Report, as a bare number, how many lines hold "안전장치가".

======== Input data ========

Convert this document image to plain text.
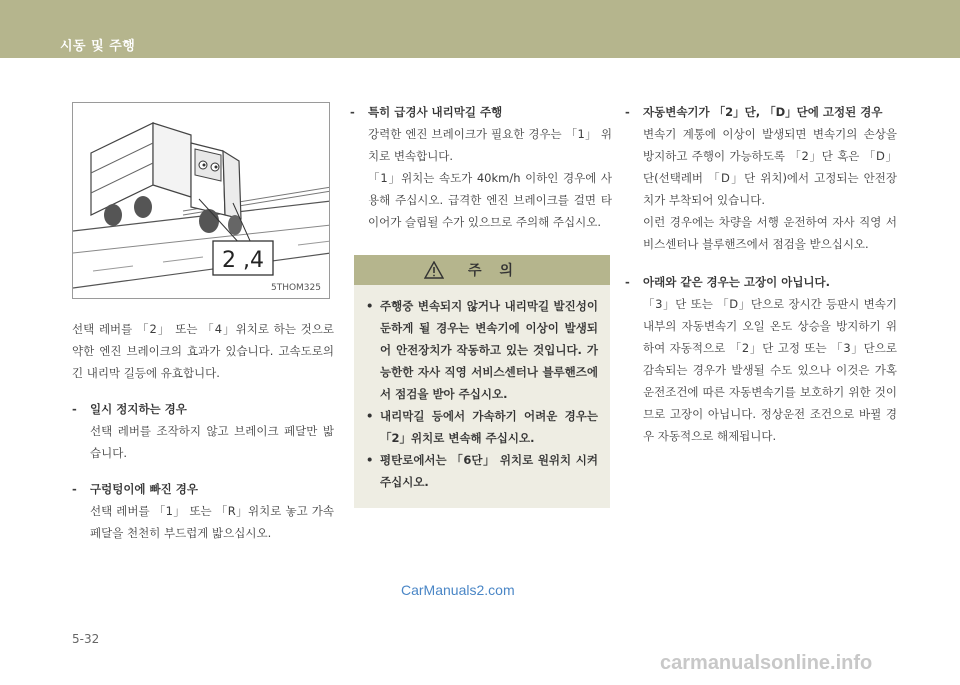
시동 및 주행
2 ,4
5THOM325

선택 레버를 「2」 또는 「4」위치로 하는 것으로 약한 엔진 브레이크의 효과가 있습니다. 고속도로의 긴 내리막 길등에 유효합니다.

- 일시 정지하는 경우
선택 레버를 조작하지 않고 브레이크 페달만 밟습니다.
- 구렁텅이에 빠진 경우
선택 레버를 「1」 또는 「R」위치로 놓고 가속 페달을 천천히 부드럽게 밟으십시오.
- 특히 급경사 내리막길 주행

강력한 엔진 브레이크가 필요한 경우는 「1」 위치로 변속합니다.

「1」위치는 속도가 40km/h 이하인 경우에 사용해 주십시오. 급격한 엔진 브레이크를 걸면 타이어가 슬립될 수가 있으므로 주의해 주십시오.

주의
• 주행중 변속되지 않거나 내리막길 발진성이 둔하게 될 경우는 변속기에 이상이 발생되어 안전장치가 작동하고 있는 것입니다. 가능한한 자사 직영 서비스센터나 블루핸즈에서 점검을 받아 주십시오.
• 내리막길 등에서 가속하기 어려운 경우는 「2」위치로 변속해 주십시오.
• 평탄로에서는 「6단」 위치로 원위치 시켜 주십시오.
- 자동변속기가 「2」단, 「D」단에 고정된 경우

변속기 계통에 이상이 발생되면 변속기의 손상을 방지하고 주행이 가능하도록 「2」단 혹은 「D」단(선택레버 「D」단 위치)에서 고정되는 안전장치가 부착되어 있습니다.

이런 경우에는 차량을 서행 운전하여 자사 직영 서비스센터나 블루핸즈에서 점검을 받으십시오.

- 아래와 같은 경우는 고장이 아닙니다.

「3」단 또는 「D」단으로 장시간 등판시 변속기 내부의 자동변속기 오일 온도 상승을 방지하기 위하여 자동적으로 「2」단 고정 또는 「3」단으로 감속되는 경우가 발생될 수도 있으나 이것은 가혹 운전조건에 따른 자동변속기를 보호하기 위한 것이므로 고장이 아닙니다. 정상운전 조건으로 바뀔 경우 자동적으로 해제됩니다.

CarManuals2.com
5-32
carmanualsonline.info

========

Output of the task:
2